■ The task
For each line below that includes the word "structured", make a copy.

** BEGIN **

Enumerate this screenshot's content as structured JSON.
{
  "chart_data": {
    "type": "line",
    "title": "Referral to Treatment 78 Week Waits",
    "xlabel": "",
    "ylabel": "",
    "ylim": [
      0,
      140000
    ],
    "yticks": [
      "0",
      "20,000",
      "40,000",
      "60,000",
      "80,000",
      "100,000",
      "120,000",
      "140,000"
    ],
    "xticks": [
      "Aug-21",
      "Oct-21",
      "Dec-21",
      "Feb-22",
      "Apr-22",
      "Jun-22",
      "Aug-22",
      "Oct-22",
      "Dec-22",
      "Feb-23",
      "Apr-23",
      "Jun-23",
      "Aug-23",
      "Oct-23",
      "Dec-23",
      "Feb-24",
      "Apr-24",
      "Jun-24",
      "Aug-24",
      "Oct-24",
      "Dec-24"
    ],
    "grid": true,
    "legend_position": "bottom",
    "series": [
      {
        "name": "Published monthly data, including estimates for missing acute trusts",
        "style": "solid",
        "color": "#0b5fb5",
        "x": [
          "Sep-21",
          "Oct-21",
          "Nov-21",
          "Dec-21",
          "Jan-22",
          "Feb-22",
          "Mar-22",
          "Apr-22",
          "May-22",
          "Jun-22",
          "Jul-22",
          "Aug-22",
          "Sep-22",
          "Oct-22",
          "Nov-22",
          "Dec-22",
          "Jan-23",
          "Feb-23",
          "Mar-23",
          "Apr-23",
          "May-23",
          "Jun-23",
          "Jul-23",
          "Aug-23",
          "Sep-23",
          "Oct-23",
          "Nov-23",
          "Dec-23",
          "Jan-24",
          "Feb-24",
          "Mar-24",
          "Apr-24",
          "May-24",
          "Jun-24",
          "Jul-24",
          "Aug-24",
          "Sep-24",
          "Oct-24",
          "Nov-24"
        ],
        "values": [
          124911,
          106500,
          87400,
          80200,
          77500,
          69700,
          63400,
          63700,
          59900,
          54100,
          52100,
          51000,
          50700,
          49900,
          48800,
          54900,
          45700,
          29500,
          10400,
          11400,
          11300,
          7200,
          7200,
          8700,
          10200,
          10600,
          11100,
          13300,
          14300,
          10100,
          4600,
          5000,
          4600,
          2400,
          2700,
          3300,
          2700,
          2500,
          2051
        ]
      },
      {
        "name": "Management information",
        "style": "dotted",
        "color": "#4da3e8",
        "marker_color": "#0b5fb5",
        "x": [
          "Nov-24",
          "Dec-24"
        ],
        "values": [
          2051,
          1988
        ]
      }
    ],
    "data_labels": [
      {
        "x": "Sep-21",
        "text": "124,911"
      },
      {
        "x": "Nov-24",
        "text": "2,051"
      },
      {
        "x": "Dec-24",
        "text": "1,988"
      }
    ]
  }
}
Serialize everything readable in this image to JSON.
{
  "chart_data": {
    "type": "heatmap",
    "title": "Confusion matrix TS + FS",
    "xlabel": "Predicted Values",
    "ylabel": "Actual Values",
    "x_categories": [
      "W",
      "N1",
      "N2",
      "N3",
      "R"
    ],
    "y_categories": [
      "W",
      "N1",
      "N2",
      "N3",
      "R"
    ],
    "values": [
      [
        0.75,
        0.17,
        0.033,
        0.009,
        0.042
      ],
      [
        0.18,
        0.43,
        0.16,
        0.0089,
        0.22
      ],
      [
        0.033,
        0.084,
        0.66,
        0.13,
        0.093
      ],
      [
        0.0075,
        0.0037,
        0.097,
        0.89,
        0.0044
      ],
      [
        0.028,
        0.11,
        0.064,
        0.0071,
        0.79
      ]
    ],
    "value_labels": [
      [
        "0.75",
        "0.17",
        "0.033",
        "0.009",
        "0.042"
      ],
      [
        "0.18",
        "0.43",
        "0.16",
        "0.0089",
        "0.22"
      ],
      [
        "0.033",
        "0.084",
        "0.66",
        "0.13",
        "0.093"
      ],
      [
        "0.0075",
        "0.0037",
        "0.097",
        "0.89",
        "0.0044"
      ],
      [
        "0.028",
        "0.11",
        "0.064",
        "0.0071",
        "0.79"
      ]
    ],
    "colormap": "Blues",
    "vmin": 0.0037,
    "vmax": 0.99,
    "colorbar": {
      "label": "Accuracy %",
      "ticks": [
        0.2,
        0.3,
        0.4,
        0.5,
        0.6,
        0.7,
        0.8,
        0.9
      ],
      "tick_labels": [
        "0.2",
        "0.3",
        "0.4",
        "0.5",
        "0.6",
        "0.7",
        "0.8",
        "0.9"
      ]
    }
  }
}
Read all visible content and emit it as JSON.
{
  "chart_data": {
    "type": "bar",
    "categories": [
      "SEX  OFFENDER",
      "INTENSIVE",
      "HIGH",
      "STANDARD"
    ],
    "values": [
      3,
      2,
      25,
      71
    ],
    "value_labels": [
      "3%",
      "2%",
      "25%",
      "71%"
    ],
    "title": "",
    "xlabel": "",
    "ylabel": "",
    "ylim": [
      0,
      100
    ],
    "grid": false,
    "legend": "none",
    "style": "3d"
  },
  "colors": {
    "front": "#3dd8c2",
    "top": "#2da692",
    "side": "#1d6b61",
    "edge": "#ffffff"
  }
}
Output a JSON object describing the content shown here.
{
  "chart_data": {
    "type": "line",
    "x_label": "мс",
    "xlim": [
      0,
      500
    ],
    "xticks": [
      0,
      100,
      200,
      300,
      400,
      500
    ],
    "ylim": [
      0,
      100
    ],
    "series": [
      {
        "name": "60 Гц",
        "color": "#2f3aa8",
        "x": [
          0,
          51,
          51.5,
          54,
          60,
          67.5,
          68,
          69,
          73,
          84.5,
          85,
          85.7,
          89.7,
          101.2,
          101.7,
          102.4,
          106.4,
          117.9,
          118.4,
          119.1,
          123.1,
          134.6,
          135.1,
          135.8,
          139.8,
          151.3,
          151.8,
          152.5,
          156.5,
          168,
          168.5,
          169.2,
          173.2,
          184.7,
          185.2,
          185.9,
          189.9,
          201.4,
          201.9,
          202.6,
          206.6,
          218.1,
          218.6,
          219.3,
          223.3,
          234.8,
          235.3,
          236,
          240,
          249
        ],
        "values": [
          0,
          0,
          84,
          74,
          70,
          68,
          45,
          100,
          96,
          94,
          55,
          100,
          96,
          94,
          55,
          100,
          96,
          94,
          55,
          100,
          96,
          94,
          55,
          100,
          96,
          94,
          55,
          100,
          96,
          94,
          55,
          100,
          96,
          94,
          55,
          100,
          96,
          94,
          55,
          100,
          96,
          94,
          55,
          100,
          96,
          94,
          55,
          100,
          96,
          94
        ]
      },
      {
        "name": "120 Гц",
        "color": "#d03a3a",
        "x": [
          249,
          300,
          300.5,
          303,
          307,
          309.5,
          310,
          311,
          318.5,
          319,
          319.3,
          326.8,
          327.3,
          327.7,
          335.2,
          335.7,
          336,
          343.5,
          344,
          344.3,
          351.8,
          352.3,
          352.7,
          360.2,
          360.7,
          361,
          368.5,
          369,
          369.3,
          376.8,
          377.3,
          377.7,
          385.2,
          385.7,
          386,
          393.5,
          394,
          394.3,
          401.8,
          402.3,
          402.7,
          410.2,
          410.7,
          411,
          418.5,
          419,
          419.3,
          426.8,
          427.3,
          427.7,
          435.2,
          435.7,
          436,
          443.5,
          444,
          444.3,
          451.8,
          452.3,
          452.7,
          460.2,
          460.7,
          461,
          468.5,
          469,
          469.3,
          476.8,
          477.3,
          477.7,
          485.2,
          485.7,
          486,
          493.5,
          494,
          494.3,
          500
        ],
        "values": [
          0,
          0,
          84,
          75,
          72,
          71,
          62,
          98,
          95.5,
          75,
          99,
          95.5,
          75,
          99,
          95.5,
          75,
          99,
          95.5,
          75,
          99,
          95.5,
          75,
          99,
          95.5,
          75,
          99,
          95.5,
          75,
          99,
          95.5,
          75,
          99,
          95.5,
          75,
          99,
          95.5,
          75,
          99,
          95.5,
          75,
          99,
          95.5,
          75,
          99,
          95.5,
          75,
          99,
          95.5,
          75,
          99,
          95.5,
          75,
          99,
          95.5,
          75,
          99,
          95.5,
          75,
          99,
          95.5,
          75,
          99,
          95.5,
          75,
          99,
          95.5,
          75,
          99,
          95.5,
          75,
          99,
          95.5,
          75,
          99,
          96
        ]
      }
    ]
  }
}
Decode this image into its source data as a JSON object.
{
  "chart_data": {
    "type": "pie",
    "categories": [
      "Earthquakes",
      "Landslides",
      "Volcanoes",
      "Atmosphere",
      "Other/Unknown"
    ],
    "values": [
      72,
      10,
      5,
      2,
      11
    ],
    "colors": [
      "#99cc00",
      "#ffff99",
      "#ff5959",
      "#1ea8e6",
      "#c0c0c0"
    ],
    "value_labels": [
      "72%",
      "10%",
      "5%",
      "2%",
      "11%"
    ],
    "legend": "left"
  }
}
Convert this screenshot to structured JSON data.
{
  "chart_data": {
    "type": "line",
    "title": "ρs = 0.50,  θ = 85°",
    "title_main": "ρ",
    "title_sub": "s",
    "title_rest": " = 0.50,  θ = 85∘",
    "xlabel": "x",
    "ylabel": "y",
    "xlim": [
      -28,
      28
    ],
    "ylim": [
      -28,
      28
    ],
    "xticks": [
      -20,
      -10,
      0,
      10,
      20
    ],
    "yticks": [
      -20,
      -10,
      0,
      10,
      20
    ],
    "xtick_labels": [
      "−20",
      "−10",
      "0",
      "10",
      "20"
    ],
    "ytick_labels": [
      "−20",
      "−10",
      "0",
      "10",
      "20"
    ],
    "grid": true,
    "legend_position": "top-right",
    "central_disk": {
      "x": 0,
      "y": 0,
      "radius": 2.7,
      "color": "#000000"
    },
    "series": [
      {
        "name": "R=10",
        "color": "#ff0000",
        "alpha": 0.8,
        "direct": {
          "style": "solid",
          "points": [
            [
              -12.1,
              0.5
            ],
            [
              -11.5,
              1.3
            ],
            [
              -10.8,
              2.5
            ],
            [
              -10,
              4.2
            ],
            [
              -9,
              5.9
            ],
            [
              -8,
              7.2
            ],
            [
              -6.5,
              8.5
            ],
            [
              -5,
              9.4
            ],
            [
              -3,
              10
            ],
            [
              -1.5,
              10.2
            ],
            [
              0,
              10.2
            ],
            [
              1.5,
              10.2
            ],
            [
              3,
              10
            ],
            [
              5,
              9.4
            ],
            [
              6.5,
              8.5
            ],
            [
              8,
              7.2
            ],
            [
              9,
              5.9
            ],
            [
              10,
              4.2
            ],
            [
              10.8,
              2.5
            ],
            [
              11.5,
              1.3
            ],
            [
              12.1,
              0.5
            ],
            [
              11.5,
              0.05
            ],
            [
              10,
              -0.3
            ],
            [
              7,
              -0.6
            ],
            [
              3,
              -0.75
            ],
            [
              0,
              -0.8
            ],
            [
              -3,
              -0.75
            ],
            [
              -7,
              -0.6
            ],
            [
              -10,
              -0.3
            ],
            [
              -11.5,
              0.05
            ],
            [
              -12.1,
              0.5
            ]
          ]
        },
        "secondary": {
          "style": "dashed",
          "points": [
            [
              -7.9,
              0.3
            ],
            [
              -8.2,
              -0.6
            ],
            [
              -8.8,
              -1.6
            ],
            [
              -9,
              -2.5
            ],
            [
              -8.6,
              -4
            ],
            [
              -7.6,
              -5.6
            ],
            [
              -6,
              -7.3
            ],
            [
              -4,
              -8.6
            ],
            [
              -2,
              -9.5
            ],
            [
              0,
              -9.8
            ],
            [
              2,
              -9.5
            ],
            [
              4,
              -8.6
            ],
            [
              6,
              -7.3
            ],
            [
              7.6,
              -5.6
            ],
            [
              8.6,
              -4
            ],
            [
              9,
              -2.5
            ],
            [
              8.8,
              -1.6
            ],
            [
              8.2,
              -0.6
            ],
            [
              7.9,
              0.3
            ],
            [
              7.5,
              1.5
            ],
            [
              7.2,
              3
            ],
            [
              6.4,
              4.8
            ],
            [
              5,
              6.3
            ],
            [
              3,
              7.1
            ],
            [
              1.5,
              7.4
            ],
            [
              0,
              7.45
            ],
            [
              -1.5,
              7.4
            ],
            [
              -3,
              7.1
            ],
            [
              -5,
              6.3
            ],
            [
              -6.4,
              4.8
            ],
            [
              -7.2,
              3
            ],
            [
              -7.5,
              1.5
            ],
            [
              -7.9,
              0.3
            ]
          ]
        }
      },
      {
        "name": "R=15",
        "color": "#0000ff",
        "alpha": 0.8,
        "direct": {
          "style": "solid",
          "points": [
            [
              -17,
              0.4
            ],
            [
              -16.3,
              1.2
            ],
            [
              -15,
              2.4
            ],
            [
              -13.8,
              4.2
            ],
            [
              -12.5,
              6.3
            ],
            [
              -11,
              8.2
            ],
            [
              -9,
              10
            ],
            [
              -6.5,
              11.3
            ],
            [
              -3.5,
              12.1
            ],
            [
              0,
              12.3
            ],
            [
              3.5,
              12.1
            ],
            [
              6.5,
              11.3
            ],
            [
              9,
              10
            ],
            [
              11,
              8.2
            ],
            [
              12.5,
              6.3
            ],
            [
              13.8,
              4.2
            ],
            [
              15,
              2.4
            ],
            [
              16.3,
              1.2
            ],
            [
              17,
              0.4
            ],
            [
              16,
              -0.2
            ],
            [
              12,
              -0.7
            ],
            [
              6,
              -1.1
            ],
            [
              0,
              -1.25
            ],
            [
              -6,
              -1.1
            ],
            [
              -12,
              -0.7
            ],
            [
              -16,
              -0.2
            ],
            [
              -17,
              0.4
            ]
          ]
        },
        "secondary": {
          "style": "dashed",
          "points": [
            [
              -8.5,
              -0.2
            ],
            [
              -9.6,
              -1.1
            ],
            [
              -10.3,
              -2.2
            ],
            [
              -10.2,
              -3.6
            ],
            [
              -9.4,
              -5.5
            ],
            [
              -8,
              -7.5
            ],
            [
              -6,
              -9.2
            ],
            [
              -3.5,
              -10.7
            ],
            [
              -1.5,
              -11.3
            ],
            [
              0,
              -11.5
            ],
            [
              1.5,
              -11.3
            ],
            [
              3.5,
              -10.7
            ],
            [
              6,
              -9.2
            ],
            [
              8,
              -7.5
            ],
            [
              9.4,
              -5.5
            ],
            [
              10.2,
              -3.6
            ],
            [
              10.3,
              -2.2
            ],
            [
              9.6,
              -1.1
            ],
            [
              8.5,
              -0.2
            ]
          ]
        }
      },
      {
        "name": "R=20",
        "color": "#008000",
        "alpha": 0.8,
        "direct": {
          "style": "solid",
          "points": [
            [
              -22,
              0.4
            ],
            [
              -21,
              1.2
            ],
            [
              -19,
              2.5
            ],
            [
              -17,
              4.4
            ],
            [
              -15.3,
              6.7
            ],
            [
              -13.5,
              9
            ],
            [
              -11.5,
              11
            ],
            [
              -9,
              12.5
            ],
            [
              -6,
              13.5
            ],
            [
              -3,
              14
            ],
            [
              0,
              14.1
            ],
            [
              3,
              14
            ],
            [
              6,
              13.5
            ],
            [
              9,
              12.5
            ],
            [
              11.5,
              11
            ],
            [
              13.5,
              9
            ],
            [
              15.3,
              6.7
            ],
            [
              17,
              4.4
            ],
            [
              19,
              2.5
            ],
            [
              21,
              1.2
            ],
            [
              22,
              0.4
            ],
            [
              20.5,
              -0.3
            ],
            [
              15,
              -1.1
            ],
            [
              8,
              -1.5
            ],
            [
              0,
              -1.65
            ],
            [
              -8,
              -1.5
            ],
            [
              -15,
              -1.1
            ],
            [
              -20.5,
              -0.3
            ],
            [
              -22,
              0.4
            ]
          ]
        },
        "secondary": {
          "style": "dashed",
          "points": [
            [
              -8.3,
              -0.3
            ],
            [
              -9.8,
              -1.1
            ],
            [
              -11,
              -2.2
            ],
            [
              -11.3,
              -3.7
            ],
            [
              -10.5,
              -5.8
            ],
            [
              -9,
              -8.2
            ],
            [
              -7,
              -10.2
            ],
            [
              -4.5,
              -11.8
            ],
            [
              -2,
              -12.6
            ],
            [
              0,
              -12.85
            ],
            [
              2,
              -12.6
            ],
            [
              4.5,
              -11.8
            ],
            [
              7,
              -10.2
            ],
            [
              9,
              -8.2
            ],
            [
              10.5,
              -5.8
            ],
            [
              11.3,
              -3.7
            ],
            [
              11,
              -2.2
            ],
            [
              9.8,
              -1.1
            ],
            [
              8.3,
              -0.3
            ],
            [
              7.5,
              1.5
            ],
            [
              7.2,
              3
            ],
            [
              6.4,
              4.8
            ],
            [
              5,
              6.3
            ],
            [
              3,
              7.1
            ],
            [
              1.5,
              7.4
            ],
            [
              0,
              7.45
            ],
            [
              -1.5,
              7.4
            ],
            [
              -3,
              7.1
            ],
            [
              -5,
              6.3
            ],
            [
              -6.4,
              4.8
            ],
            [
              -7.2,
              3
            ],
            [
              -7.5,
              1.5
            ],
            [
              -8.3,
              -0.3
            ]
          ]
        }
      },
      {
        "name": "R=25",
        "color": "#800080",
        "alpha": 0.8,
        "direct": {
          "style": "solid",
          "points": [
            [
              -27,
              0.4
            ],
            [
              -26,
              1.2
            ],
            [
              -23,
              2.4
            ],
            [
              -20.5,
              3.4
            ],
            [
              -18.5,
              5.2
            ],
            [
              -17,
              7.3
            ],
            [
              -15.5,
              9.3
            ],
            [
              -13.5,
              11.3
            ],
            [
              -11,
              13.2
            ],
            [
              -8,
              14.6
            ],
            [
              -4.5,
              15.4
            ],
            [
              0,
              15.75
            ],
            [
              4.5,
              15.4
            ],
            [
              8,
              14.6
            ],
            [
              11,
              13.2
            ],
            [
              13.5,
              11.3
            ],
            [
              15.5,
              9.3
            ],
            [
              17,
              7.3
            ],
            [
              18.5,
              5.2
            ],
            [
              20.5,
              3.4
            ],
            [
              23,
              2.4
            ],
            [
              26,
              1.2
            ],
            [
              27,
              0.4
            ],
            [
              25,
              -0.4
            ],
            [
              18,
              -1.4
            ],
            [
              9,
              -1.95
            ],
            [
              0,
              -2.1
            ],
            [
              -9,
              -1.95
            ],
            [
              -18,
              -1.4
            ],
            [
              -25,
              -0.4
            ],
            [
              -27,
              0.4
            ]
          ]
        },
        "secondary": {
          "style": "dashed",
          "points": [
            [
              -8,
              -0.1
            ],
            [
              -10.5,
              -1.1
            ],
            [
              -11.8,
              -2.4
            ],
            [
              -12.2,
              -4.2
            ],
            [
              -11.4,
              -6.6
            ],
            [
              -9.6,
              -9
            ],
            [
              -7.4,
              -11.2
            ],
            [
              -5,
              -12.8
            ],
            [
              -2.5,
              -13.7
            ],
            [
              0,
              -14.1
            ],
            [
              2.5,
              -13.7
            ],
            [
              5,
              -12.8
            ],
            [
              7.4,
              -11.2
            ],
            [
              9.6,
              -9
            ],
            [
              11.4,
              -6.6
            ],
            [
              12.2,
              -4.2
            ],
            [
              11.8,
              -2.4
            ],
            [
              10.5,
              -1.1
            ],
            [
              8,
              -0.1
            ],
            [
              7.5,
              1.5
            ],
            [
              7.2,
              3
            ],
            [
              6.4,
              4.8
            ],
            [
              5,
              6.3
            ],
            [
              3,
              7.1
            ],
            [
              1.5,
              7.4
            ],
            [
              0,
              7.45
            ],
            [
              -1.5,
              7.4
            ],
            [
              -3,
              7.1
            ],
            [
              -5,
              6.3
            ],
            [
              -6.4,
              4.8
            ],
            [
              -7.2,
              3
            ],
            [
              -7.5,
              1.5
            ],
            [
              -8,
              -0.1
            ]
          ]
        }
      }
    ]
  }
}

** END **

■ Output for this exercise
Enumerate this screenshot's content as structured JSON.
Convert this screenshot to structured JSON data.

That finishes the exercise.